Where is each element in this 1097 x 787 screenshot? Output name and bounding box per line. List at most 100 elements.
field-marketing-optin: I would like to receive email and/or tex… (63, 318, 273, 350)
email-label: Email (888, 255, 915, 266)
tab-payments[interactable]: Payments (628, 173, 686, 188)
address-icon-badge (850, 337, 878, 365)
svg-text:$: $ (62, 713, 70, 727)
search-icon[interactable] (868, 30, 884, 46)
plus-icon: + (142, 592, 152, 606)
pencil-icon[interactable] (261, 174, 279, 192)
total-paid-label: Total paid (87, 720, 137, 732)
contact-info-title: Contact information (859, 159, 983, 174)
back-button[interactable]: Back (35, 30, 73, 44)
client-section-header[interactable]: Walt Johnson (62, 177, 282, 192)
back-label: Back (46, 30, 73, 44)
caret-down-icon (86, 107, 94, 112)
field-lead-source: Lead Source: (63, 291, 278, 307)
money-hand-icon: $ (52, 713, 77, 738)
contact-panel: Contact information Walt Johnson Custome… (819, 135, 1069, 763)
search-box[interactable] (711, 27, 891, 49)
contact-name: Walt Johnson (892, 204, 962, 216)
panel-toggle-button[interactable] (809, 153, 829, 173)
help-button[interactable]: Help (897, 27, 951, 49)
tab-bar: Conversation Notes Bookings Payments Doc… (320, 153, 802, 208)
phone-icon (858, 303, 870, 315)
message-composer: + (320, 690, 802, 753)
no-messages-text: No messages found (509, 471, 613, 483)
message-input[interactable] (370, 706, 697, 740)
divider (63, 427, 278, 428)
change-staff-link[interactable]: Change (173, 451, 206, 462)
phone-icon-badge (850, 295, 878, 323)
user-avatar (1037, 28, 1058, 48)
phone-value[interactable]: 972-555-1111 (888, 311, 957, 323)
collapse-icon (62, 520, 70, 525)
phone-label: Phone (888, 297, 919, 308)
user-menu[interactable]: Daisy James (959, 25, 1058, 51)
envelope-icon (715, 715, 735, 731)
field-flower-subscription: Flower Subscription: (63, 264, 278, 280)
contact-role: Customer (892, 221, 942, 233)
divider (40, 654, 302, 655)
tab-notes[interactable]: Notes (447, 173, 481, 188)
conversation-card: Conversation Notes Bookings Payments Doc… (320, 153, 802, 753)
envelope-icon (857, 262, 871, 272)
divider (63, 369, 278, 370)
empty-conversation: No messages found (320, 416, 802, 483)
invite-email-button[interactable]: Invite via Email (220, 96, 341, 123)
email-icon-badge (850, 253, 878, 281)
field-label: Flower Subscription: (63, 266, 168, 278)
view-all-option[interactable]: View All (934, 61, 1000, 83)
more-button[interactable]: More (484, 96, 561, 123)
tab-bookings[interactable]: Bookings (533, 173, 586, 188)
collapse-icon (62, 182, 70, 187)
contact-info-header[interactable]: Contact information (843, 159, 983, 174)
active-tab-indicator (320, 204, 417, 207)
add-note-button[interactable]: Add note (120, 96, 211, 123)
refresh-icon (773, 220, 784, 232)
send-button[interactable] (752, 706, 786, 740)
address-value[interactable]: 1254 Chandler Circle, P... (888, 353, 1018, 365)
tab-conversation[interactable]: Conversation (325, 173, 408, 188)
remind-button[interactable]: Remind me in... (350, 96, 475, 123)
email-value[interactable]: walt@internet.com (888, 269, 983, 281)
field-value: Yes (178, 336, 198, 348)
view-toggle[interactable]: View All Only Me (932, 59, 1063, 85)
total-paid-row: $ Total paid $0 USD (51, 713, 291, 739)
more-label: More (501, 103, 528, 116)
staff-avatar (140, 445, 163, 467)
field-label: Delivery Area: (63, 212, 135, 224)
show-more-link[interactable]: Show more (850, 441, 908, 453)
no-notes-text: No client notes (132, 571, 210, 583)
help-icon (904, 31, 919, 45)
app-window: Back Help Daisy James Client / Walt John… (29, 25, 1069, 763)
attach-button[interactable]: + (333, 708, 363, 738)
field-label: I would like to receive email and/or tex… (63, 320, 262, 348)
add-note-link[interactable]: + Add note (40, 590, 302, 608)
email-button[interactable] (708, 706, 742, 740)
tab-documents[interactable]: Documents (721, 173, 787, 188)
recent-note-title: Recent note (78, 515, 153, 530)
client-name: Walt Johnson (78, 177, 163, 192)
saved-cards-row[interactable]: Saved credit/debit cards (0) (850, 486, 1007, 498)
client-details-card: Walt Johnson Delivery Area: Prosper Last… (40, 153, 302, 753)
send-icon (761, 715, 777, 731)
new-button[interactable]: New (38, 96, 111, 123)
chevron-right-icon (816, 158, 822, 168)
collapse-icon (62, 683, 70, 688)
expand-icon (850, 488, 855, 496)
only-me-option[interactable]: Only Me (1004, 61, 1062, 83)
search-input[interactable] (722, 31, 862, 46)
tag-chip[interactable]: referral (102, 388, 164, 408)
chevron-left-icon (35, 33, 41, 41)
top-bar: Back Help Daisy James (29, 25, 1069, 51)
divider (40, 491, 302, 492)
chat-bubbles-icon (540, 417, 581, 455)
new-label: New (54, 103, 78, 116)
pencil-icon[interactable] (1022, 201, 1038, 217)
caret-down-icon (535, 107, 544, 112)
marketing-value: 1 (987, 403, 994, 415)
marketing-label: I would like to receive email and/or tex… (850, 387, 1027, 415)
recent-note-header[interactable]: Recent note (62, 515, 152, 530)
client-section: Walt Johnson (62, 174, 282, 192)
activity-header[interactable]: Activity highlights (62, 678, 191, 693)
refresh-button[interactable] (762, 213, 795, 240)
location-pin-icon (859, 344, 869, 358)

- _What you have to do_
Rewrite the listing above as a JSON array of strings with one string per line, omitting any blank lines.

- _Finished answer_
[
  "Where is each element in this 1097 x 787 screenshot? Output name and bounding box per line. List at most 100 elements.",
  "field-marketing-optin: I would like to receive email and/or tex… (63, 318, 273, 350)",
  "email-label: Email (888, 255, 915, 266)",
  "tab-payments[interactable]: Payments (628, 173, 686, 188)",
  "address-icon-badge (850, 337, 878, 365)",
  "svg-text:$: $ (62, 713, 70, 727)",
  "search-icon[interactable] (868, 30, 884, 46)",
  "plus-icon: + (142, 592, 152, 606)",
  "pencil-icon[interactable] (261, 174, 279, 192)",
  "total-paid-label: Total paid (87, 720, 137, 732)",
  "contact-info-title: Contact information (859, 159, 983, 174)",
  "back-button[interactable]: Back (35, 30, 73, 44)",
  "client-section-header[interactable]: Walt Johnson (62, 177, 282, 192)",
  "back-label: Back (46, 30, 73, 44)",
  "caret-down-icon (86, 107, 94, 112)",
  "field-lead-source: Lead Source: (63, 291, 278, 307)",
  "money-hand-icon: $ (52, 713, 77, 738)",
  "contact-panel: Contact information Walt Johnson Custome… (819, 135, 1069, 763)",
  "search-box[interactable] (711, 27, 891, 49)",
  "contact-name: Walt Johnson (892, 204, 962, 216)",
  "panel-toggle-button[interactable] (809, 153, 829, 173)",
  "help-button[interactable]: Help (897, 27, 951, 49)",
  "tab-bar: Conversation Notes Bookings Payments Doc… (320, 153, 802, 208)",
  "phone-icon (858, 303, 870, 315)",
  "message-composer: + (320, 690, 802, 753)",
  "no-messages-text: No messages found (509, 471, 613, 483)",
  "message-input[interactable] (370, 706, 697, 740)",
  "divider (63, 427, 278, 428)",
  "change-staff-link[interactable]: Change (173, 451, 206, 462)",
  "phone-icon-badge (850, 295, 878, 323)",
  "user-avatar (1037, 28, 1058, 48)",
  "phone-value[interactable]: 972-555-1111 (888, 311, 957, 323)",
  "collapse-icon (62, 520, 70, 525)",
  "phone-label: Phone (888, 297, 919, 308)",
  "user-menu[interactable]: Daisy James (959, 25, 1058, 51)",
  "envelope-icon (715, 715, 735, 731)",
  "field-flower-subscription: Flower Subscription: (63, 264, 278, 280)",
  "contact-role: Customer (892, 221, 942, 233)",
  "divider (40, 654, 302, 655)",
  "tab-notes[interactable]: Notes (447, 173, 481, 188)",
  "conversation-card: Conversation Notes Bookings Payments Doc… (320, 153, 802, 753)",
  "envelope-icon (857, 262, 871, 272)",
  "divider (63, 369, 278, 370)",
  "empty-conversation: No messages found (320, 416, 802, 483)",
  "invite-email-button[interactable]: Invite via Email (220, 96, 341, 123)",
  "email-icon-badge (850, 253, 878, 281)",
  "field-label: Flower Subscription: (63, 266, 168, 278)",
  "view-all-option[interactable]: View All (934, 61, 1000, 83)",
  "more-button[interactable]: More (484, 96, 561, 123)",
  "tab-bookings[interactable]: Bookings (533, 173, 586, 188)",
  "collapse-icon (62, 182, 70, 187)",
  "contact-info-header[interactable]: Contact information (843, 159, 983, 174)",
  "active-tab-indicator (320, 204, 417, 207)",
  "add-note-button[interactable]: Add note (120, 96, 211, 123)",
  "refresh-icon (773, 220, 784, 232)",
  "send-button[interactable] (752, 706, 786, 740)",
  "address-value[interactable]: 1254 Chandler Circle, P... (888, 353, 1018, 365)",
  "tab-conversation[interactable]: Conversation (325, 173, 408, 188)",
  "remind-button[interactable]: Remind me in... (350, 96, 475, 123)",
  "email-value[interactable]: walt@internet.com (888, 269, 983, 281)",
  "field-value: Yes (178, 336, 198, 348)",
  "view-toggle[interactable]: View All Only Me (932, 59, 1063, 85)",
  "total-paid-row: $ Total paid $0 USD (51, 713, 291, 739)",
  "more-label: More (501, 103, 528, 116)",
  "staff-avatar (140, 445, 163, 467)",
  "field-label: Delivery Area: (63, 212, 135, 224)",
  "show-more-link[interactable]: Show more (850, 441, 908, 453)",
  "no-notes-text: No client notes (132, 571, 210, 583)",
  "help-icon (904, 31, 919, 45)",
  "app-window: Back Help Daisy James Client / Walt John… (29, 25, 1069, 763)",
  "attach-button[interactable]: + (333, 708, 363, 738)",
  "field-label: I would like to receive email and/or tex… (63, 320, 262, 348)",
  "add-note-link[interactable]: + Add note (40, 590, 302, 608)",
  "email-button[interactable] (708, 706, 742, 740)",
  "tab-documents[interactable]: Documents (721, 173, 787, 188)",
  "recent-note-title: Recent note (78, 515, 153, 530)",
  "client-name: Walt Johnson (78, 177, 163, 192)",
  "saved-cards-row[interactable]: Saved credit/debit cards (0) (850, 486, 1007, 498)",
  "client-details-card: Walt Johnson Delivery Area: Prosper Last… (40, 153, 302, 753)",
  "send-icon (761, 715, 777, 731)",
  "new-button[interactable]: New (38, 96, 111, 123)",
  "chevron-right-icon (816, 158, 822, 168)",
  "collapse-icon (62, 683, 70, 688)",
  "expand-icon (850, 488, 855, 496)",
  "only-me-option[interactable]: Only Me (1004, 61, 1062, 83)",
  "search-input[interactable] (722, 31, 862, 46)",
  "tag-chip[interactable]: referral (102, 388, 164, 408)",
  "chevron-left-icon (35, 33, 41, 41)",
  "top-bar: Back Help Daisy James (29, 25, 1069, 51)",
  "divider (40, 491, 302, 492)",
  "chat-bubbles-icon (540, 417, 581, 455)",
  "new-label: New (54, 103, 78, 116)",
  "pencil-icon[interactable] (1022, 201, 1038, 217)",
  "caret-down-icon (535, 107, 544, 112)",
  "marketing-value: 1 (987, 403, 994, 415)",
  "marketing-label: I would like to receive email and/or tex… (850, 387, 1027, 415)",
  "recent-note-header[interactable]: Recent note (62, 515, 152, 530)",
  "client-section: Walt Johnson (62, 174, 282, 192)",
  "activity-header[interactable]: Activity highlights (62, 678, 191, 693)",
  "refresh-button[interactable] (762, 213, 795, 240)",
  "location-pin-icon (859, 344, 869, 358)"
]